• INSTRUCTION
In the copy, include every entry exactly but none of the pictures.

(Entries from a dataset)
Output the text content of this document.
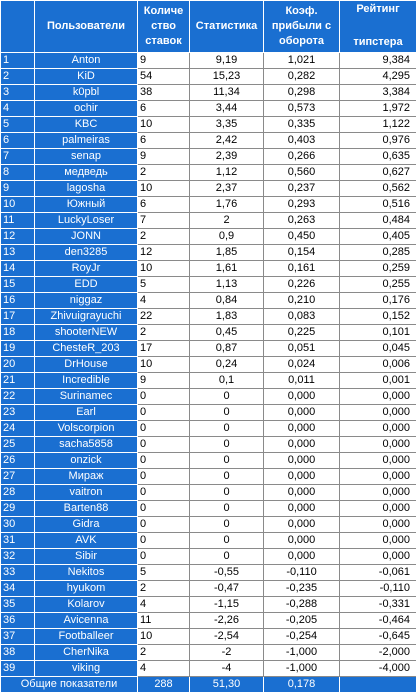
	Пользователи	Количе ство ставок	Статистика	Коэф. прибыли с оборота	Рейтинг
типстера

1	Anton	9	9,19	1,021	9,384
2	KiD	54	15,23	0,282	4,295
3	k0pbl	38	11,34	0,298	3,384
4	ochir	6	3,44	0,573	1,972
5	KBC	10	3,35	0,335	1,122
6	palmeiras	6	2,42	0,403	0,976
7	senap	9	2,39	0,266	0,635
8	медведь	2	1,12	0,560	0,627
9	lagosha	10	2,37	0,237	0,562
10	Южный	6	1,76	0,293	0,516
11	LuckyLoser	7	2	0,263	0,484
12	JONN	2	0,9	0,450	0,405
13	den3285	12	1,85	0,154	0,285
14	RoyJr	10	1,61	0,161	0,259
15	EDD	5	1,13	0,226	0,255
16	niggaz	4	0,84	0,210	0,176
17	Zhivuigrayuchi	22	1,83	0,083	0,152
18	shooterNEW	2	0,45	0,225	0,101
19	ChesteR_203	17	0,87	0,051	0,045
20	DrHouse	10	0,24	0,024	0,006
21	Incredible	9	0,1	0,011	0,001
22	Surinamec	0	0	0,000	0,000
23	Earl	0	0	0,000	0,000
24	Volscorpion	0	0	0,000	0,000
25	sacha5858	0	0	0,000	0,000
26	onzick	0	0	0,000	0,000
27	Мираж	0	0	0,000	0,000
28	vaitron	0	0	0,000	0,000
29	Barten88	0	0	0,000	0,000
30	Gidra	0	0	0,000	0,000
31	AVK	0	0	0,000	0,000
32	Sibir	0	0	0,000	0,000
33	Nekitos	5	-0,55	-0,110	-0,061
34	hyukom	2	-0,47	-0,235	-0,110
35	Kolarov	4	-1,15	-0,288	-0,331
36	Avicenna	11	-2,26	-0,205	-0,464
37	Footballeer	10	-2,54	-0,254	-0,645
38	CherNika	2	-2	-1,000	-2,000
39	viking	4	-4	-1,000	-4,000
Общие показатели		288	51,30	0,178	
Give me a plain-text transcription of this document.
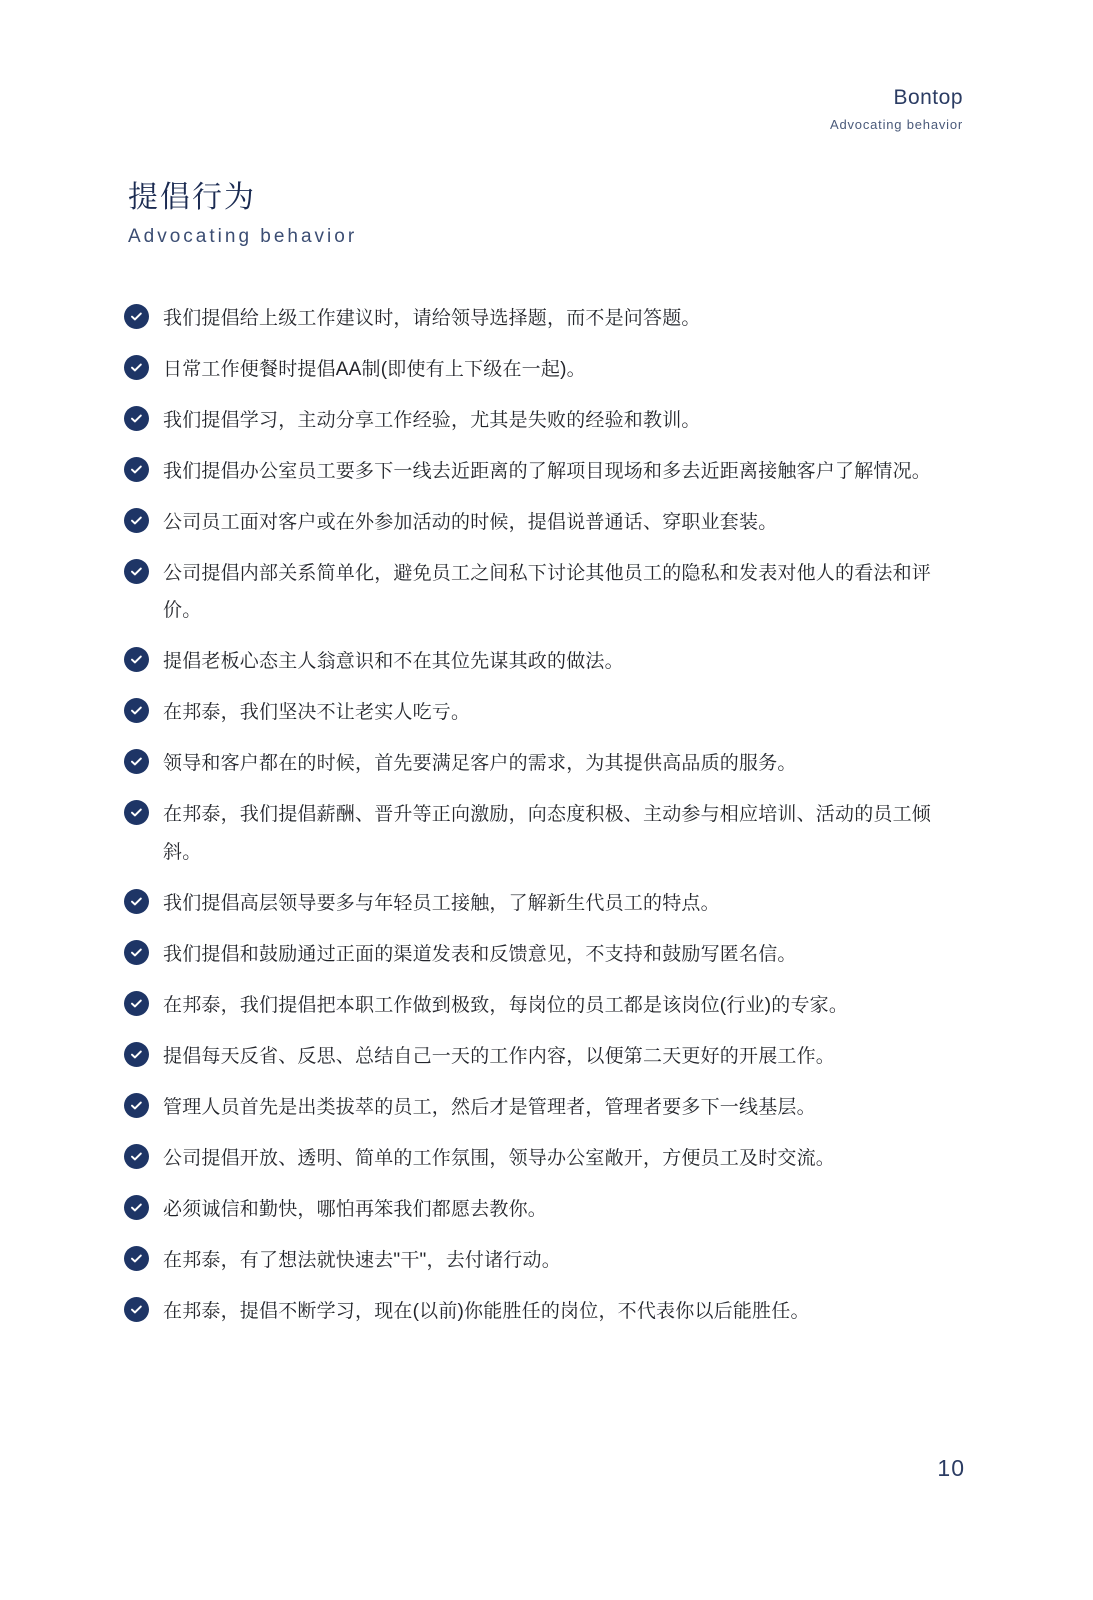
Bontop
Advocating behavior
提倡行为
Advocating behavior
我们提倡给上级工作建议时，请给领导选择题，而不是问答题。
日常工作便餐时提倡AA制(即使有上下级在一起)。
我们提倡学习，主动分享工作经验，尤其是失败的经验和教训。
我们提倡办公室员工要多下一线去近距离的了解项目现场和多去近距离接触客户了解情况。
公司员工面对客户或在外参加活动的时候，提倡说普通话、穿职业套装。
公司提倡内部关系简单化，避免员工之间私下讨论其他员工的隐私和发表对他人的看法和评价。
提倡老板心态主人翁意识和不在其位先谋其政的做法。
在邦泰，我们坚决不让老实人吃亏。
领导和客户都在的时候，首先要满足客户的需求，为其提供高品质的服务。
在邦泰，我们提倡薪酬、晋升等正向激励，向态度积极、主动参与相应培训、活动的员工倾斜。
我们提倡高层领导要多与年轻员工接触，了解新生代员工的特点。
我们提倡和鼓励通过正面的渠道发表和反馈意见，不支持和鼓励写匿名信。
在邦泰，我们提倡把本职工作做到极致，每岗位的员工都是该岗位(行业)的专家。
提倡每天反省、反思、总结自己一天的工作内容，以便第二天更好的开展工作。
管理人员首先是出类拔萃的员工，然后才是管理者，管理者要多下一线基层。
公司提倡开放、透明、简单的工作氛围，领导办公室敞开，方便员工及时交流。
必须诚信和勤快，哪怕再笨我们都愿去教你。
在邦泰，有了想法就快速去"干"，去付诸行动。
在邦泰，提倡不断学习，现在(以前)你能胜任的岗位，不代表你以后能胜任。
10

• RESPONSE
Output the text content of this document.
	Пользователи	Количе ство ставок	Статистика	Коэф. прибыли с оборота	Рейтинг
типстера

1	Anton	9	9,19	1,021	9,384
2	KiD	54	15,23	0,282	4,295
3	k0pbl	38	11,34	0,298	3,384
4	ochir	6	3,44	0,573	1,972
5	KBC	10	3,35	0,335	1,122
6	palmeiras	6	2,42	0,403	0,976
7	senap	9	2,39	0,266	0,635
8	медведь	2	1,12	0,560	0,627
9	lagosha	10	2,37	0,237	0,562
10	Южный	6	1,76	0,293	0,516
11	LuckyLoser	7	2	0,263	0,484
12	JONN	2	0,9	0,450	0,405
13	den3285	12	1,85	0,154	0,285
14	RoyJr	10	1,61	0,161	0,259
15	EDD	5	1,13	0,226	0,255
16	niggaz	4	0,84	0,210	0,176
17	Zhivuigrayuchi	22	1,83	0,083	0,152
18	shooterNEW	2	0,45	0,225	0,101
19	ChesteR_203	17	0,87	0,051	0,045
20	DrHouse	10	0,24	0,024	0,006
21	Incredible	9	0,1	0,011	0,001
22	Surinamec	0	0	0,000	0,000
23	Earl	0	0	0,000	0,000
24	Volscorpion	0	0	0,000	0,000
25	sacha5858	0	0	0,000	0,000
26	onzick	0	0	0,000	0,000
27	Мираж	0	0	0,000	0,000
28	vaitron	0	0	0,000	0,000
29	Barten88	0	0	0,000	0,000
30	Gidra	0	0	0,000	0,000
31	AVK	0	0	0,000	0,000
32	Sibir	0	0	0,000	0,000
33	Nekitos	5	-0,55	-0,110	-0,061
34	hyukom	2	-0,47	-0,235	-0,110
35	Kolarov	4	-1,15	-0,288	-0,331
36	Avicenna	11	-2,26	-0,205	-0,464
37	Footballeer	10	-2,54	-0,254	-0,645
38	CherNika	2	-2	-1,000	-2,000
39	viking	4	-4	-1,000	-4,000
Общие показатели		288	51,30	0,178	
Give me a plain-text transcription of this document.
Bontop
Advocating behavior
提倡行为
Advocating behavior
我们提倡给上级工作建议时，请给领导选择题，而不是问答题。
日常工作便餐时提倡AA制(即使有上下级在一起)。
我们提倡学习，主动分享工作经验，尤其是失败的经验和教训。
我们提倡办公室员工要多下一线去近距离的了解项目现场和多去近距离接触客户了解情况。
公司员工面对客户或在外参加活动的时候，提倡说普通话、穿职业套装。
公司提倡内部关系简单化，避免员工之间私下讨论其他员工的隐私和发表对他人的看法和评价。
提倡老板心态主人翁意识和不在其位先谋其政的做法。
在邦泰，我们坚决不让老实人吃亏。
领导和客户都在的时候，首先要满足客户的需求，为其提供高品质的服务。
在邦泰，我们提倡薪酬、晋升等正向激励，向态度积极、主动参与相应培训、活动的员工倾斜。
我们提倡高层领导要多与年轻员工接触，了解新生代员工的特点。
我们提倡和鼓励通过正面的渠道发表和反馈意见，不支持和鼓励写匿名信。
在邦泰，我们提倡把本职工作做到极致，每岗位的员工都是该岗位(行业)的专家。
提倡每天反省、反思、总结自己一天的工作内容，以便第二天更好的开展工作。
管理人员首先是出类拔萃的员工，然后才是管理者，管理者要多下一线基层。
公司提倡开放、透明、简单的工作氛围，领导办公室敞开，方便员工及时交流。
必须诚信和勤快，哪怕再笨我们都愿去教你。
在邦泰，有了想法就快速去"干"，去付诸行动。
在邦泰，提倡不断学习，现在(以前)你能胜任的岗位，不代表你以后能胜任。
10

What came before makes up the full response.